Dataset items
★ ★ ★ ★ ★
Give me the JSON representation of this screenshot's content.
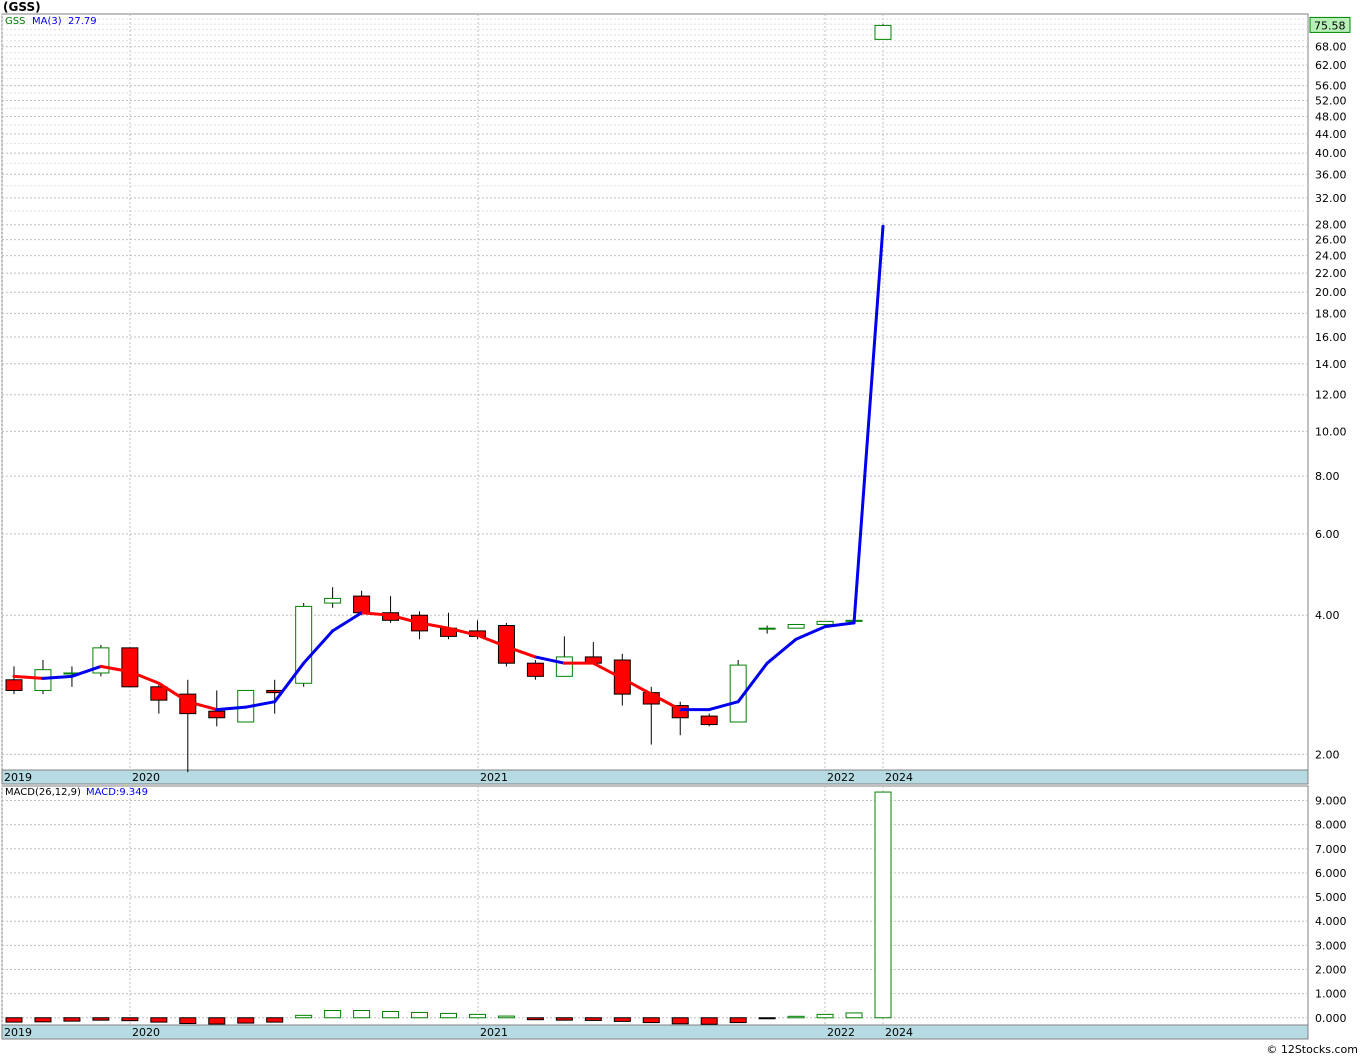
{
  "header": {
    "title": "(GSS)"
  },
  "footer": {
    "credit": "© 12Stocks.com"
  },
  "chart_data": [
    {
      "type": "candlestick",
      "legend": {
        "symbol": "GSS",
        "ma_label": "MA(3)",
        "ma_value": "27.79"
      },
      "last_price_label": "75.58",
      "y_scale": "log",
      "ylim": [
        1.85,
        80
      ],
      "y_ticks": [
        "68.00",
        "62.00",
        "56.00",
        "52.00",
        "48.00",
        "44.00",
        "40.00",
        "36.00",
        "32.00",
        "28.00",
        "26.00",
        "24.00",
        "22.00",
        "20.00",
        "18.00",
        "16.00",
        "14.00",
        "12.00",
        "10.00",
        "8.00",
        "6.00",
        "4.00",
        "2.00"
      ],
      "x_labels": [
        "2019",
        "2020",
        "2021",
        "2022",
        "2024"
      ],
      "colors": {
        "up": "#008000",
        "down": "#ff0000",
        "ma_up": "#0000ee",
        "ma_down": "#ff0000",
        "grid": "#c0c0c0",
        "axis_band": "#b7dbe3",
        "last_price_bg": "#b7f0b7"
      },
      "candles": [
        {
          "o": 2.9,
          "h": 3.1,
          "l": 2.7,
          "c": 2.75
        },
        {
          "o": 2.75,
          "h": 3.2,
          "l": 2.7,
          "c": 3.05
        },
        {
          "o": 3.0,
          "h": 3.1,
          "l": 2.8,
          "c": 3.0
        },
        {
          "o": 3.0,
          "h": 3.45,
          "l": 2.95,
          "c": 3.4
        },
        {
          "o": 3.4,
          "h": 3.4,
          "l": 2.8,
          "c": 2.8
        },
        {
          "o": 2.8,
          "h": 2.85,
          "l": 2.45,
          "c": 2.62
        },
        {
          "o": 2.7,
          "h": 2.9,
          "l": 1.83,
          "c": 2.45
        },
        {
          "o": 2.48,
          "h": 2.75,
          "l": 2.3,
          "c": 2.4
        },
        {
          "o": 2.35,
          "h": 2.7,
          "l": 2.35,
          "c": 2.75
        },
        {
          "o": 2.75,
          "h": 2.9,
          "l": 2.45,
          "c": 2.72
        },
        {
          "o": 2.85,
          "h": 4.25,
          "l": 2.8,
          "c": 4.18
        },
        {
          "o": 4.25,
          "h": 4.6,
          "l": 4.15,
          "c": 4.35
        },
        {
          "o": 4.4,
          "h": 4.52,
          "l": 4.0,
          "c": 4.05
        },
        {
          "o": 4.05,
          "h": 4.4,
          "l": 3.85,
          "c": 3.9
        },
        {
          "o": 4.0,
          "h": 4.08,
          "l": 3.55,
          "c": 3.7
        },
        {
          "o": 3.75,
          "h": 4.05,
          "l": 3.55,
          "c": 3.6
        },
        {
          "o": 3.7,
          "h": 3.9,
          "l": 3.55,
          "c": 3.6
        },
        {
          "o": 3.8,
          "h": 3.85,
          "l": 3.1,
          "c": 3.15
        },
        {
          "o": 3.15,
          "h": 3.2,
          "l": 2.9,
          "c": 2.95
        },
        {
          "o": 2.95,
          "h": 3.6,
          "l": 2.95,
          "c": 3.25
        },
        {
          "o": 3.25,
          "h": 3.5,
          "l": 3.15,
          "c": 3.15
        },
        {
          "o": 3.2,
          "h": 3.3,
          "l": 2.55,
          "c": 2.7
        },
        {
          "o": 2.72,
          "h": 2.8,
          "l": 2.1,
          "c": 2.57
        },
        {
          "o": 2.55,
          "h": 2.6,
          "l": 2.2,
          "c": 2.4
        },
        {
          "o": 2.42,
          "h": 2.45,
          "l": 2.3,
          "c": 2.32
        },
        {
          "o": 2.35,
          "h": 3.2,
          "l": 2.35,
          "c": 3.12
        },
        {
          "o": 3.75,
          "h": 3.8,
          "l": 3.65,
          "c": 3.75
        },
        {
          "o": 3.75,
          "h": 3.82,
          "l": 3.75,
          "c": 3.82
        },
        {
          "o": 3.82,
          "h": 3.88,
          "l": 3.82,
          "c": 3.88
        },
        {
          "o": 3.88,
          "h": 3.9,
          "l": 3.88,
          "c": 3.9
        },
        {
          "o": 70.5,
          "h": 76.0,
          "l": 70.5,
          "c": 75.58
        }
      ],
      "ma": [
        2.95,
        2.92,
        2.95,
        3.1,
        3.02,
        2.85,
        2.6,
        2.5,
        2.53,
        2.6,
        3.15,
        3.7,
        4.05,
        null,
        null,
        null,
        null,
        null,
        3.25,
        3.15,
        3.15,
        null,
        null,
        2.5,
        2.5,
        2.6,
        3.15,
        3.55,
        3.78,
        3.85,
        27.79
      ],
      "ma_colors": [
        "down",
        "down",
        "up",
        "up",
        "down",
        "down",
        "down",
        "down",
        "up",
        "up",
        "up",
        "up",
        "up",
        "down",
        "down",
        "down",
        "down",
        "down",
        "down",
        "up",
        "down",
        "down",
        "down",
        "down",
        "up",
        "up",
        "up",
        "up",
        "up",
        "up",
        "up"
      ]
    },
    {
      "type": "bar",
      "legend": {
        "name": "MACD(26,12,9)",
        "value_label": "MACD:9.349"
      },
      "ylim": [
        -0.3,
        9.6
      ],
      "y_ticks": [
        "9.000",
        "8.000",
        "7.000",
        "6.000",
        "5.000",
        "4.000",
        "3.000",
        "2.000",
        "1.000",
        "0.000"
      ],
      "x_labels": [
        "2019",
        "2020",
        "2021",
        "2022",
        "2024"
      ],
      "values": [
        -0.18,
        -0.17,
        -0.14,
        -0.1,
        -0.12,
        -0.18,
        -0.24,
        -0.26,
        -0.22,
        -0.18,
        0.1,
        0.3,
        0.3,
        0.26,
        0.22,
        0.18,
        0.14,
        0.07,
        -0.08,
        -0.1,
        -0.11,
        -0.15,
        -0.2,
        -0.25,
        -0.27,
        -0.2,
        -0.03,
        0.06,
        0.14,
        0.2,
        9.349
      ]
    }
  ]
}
★ ★ ★ ★ ★
§ Exercise description:
Print out the whole of the material word for word, without pictures.

§ Response for this exercise:
Give me the JSON representation of this screenshot's content.
{
  "header": {
    "title": "(GSS)"
  },
  "footer": {
    "credit": "© 12Stocks.com"
  },
  "chart_data": [
    {
      "type": "candlestick",
      "legend": {
        "symbol": "GSS",
        "ma_label": "MA(3)",
        "ma_value": "27.79"
      },
      "last_price_label": "75.58",
      "y_scale": "log",
      "ylim": [
        1.85,
        80
      ],
      "y_ticks": [
        "68.00",
        "62.00",
        "56.00",
        "52.00",
        "48.00",
        "44.00",
        "40.00",
        "36.00",
        "32.00",
        "28.00",
        "26.00",
        "24.00",
        "22.00",
        "20.00",
        "18.00",
        "16.00",
        "14.00",
        "12.00",
        "10.00",
        "8.00",
        "6.00",
        "4.00",
        "2.00"
      ],
      "x_labels": [
        "2019",
        "2020",
        "2021",
        "2022",
        "2024"
      ],
      "colors": {
        "up": "#008000",
        "down": "#ff0000",
        "ma_up": "#0000ee",
        "ma_down": "#ff0000",
        "grid": "#c0c0c0",
        "axis_band": "#b7dbe3",
        "last_price_bg": "#b7f0b7"
      },
      "candles": [
        {
          "o": 2.9,
          "h": 3.1,
          "l": 2.7,
          "c": 2.75
        },
        {
          "o": 2.75,
          "h": 3.2,
          "l": 2.7,
          "c": 3.05
        },
        {
          "o": 3.0,
          "h": 3.1,
          "l": 2.8,
          "c": 3.0
        },
        {
          "o": 3.0,
          "h": 3.45,
          "l": 2.95,
          "c": 3.4
        },
        {
          "o": 3.4,
          "h": 3.4,
          "l": 2.8,
          "c": 2.8
        },
        {
          "o": 2.8,
          "h": 2.85,
          "l": 2.45,
          "c": 2.62
        },
        {
          "o": 2.7,
          "h": 2.9,
          "l": 1.83,
          "c": 2.45
        },
        {
          "o": 2.48,
          "h": 2.75,
          "l": 2.3,
          "c": 2.4
        },
        {
          "o": 2.35,
          "h": 2.7,
          "l": 2.35,
          "c": 2.75
        },
        {
          "o": 2.75,
          "h": 2.9,
          "l": 2.45,
          "c": 2.72
        },
        {
          "o": 2.85,
          "h": 4.25,
          "l": 2.8,
          "c": 4.18
        },
        {
          "o": 4.25,
          "h": 4.6,
          "l": 4.15,
          "c": 4.35
        },
        {
          "o": 4.4,
          "h": 4.52,
          "l": 4.0,
          "c": 4.05
        },
        {
          "o": 4.05,
          "h": 4.4,
          "l": 3.85,
          "c": 3.9
        },
        {
          "o": 4.0,
          "h": 4.08,
          "l": 3.55,
          "c": 3.7
        },
        {
          "o": 3.75,
          "h": 4.05,
          "l": 3.55,
          "c": 3.6
        },
        {
          "o": 3.7,
          "h": 3.9,
          "l": 3.55,
          "c": 3.6
        },
        {
          "o": 3.8,
          "h": 3.85,
          "l": 3.1,
          "c": 3.15
        },
        {
          "o": 3.15,
          "h": 3.2,
          "l": 2.9,
          "c": 2.95
        },
        {
          "o": 2.95,
          "h": 3.6,
          "l": 2.95,
          "c": 3.25
        },
        {
          "o": 3.25,
          "h": 3.5,
          "l": 3.15,
          "c": 3.15
        },
        {
          "o": 3.2,
          "h": 3.3,
          "l": 2.55,
          "c": 2.7
        },
        {
          "o": 2.72,
          "h": 2.8,
          "l": 2.1,
          "c": 2.57
        },
        {
          "o": 2.55,
          "h": 2.6,
          "l": 2.2,
          "c": 2.4
        },
        {
          "o": 2.42,
          "h": 2.45,
          "l": 2.3,
          "c": 2.32
        },
        {
          "o": 2.35,
          "h": 3.2,
          "l": 2.35,
          "c": 3.12
        },
        {
          "o": 3.75,
          "h": 3.8,
          "l": 3.65,
          "c": 3.75
        },
        {
          "o": 3.75,
          "h": 3.82,
          "l": 3.75,
          "c": 3.82
        },
        {
          "o": 3.82,
          "h": 3.88,
          "l": 3.82,
          "c": 3.88
        },
        {
          "o": 3.88,
          "h": 3.9,
          "l": 3.88,
          "c": 3.9
        },
        {
          "o": 70.5,
          "h": 76.0,
          "l": 70.5,
          "c": 75.58
        }
      ],
      "ma": [
        2.95,
        2.92,
        2.95,
        3.1,
        3.02,
        2.85,
        2.6,
        2.5,
        2.53,
        2.6,
        3.15,
        3.7,
        4.05,
        null,
        null,
        null,
        null,
        null,
        3.25,
        3.15,
        3.15,
        null,
        null,
        2.5,
        2.5,
        2.6,
        3.15,
        3.55,
        3.78,
        3.85,
        27.79
      ],
      "ma_colors": [
        "down",
        "down",
        "up",
        "up",
        "down",
        "down",
        "down",
        "down",
        "up",
        "up",
        "up",
        "up",
        "up",
        "down",
        "down",
        "down",
        "down",
        "down",
        "down",
        "up",
        "down",
        "down",
        "down",
        "down",
        "up",
        "up",
        "up",
        "up",
        "up",
        "up",
        "up"
      ]
    },
    {
      "type": "bar",
      "legend": {
        "name": "MACD(26,12,9)",
        "value_label": "MACD:9.349"
      },
      "ylim": [
        -0.3,
        9.6
      ],
      "y_ticks": [
        "9.000",
        "8.000",
        "7.000",
        "6.000",
        "5.000",
        "4.000",
        "3.000",
        "2.000",
        "1.000",
        "0.000"
      ],
      "x_labels": [
        "2019",
        "2020",
        "2021",
        "2022",
        "2024"
      ],
      "values": [
        -0.18,
        -0.17,
        -0.14,
        -0.1,
        -0.12,
        -0.18,
        -0.24,
        -0.26,
        -0.22,
        -0.18,
        0.1,
        0.3,
        0.3,
        0.26,
        0.22,
        0.18,
        0.14,
        0.07,
        -0.08,
        -0.1,
        -0.11,
        -0.15,
        -0.2,
        -0.25,
        -0.27,
        -0.2,
        -0.03,
        0.06,
        0.14,
        0.2,
        9.349
      ]
    }
  ]
}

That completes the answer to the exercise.